Chart and figure data
####
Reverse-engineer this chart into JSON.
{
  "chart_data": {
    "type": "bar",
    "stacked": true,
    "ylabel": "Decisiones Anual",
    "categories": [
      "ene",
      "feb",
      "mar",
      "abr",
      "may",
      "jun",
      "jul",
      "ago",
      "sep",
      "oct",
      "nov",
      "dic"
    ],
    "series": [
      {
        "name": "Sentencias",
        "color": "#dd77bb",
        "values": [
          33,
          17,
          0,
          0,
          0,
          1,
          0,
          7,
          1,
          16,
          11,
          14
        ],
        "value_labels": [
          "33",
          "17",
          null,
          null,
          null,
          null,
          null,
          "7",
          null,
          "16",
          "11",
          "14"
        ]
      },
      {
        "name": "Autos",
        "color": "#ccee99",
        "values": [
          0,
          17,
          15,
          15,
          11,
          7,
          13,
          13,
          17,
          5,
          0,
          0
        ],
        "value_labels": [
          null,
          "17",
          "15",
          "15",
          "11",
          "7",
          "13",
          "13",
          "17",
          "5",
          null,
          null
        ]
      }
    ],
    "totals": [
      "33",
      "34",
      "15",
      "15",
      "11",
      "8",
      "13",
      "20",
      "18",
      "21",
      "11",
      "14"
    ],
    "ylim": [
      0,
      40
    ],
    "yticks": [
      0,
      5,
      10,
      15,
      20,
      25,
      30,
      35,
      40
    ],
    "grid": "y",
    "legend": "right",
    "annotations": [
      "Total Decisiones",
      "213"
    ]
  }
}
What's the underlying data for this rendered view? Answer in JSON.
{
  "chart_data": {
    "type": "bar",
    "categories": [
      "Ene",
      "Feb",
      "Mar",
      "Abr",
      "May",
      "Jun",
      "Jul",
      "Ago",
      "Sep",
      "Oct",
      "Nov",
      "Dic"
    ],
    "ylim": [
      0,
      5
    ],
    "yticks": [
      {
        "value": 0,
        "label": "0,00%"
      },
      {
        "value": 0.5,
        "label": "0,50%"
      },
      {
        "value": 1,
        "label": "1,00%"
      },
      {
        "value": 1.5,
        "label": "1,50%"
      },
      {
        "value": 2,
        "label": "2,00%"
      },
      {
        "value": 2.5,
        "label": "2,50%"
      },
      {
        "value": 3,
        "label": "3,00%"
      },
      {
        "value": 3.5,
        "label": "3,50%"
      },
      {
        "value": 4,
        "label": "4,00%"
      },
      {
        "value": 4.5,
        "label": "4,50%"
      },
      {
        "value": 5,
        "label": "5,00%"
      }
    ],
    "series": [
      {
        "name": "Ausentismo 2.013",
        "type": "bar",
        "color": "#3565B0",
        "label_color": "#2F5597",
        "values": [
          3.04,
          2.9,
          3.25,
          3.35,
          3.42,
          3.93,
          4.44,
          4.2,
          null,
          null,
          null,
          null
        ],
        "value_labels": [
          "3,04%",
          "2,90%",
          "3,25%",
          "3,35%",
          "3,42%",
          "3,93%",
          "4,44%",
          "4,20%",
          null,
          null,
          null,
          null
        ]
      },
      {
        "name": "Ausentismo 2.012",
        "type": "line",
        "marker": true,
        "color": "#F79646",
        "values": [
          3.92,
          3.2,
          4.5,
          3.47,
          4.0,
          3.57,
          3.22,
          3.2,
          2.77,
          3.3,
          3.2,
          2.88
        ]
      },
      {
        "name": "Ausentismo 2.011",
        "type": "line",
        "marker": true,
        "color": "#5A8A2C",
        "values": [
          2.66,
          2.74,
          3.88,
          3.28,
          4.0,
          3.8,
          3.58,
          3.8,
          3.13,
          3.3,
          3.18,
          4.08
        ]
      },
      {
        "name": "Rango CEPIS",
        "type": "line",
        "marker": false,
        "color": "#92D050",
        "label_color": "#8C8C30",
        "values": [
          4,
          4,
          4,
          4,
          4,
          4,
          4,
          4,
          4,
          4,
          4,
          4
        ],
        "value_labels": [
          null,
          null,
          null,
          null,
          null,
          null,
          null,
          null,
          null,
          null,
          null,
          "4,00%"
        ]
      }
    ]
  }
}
####
WHAT IS ASKED: State only the number of lines in these entries that contain "this".

THE SOLUTION: 2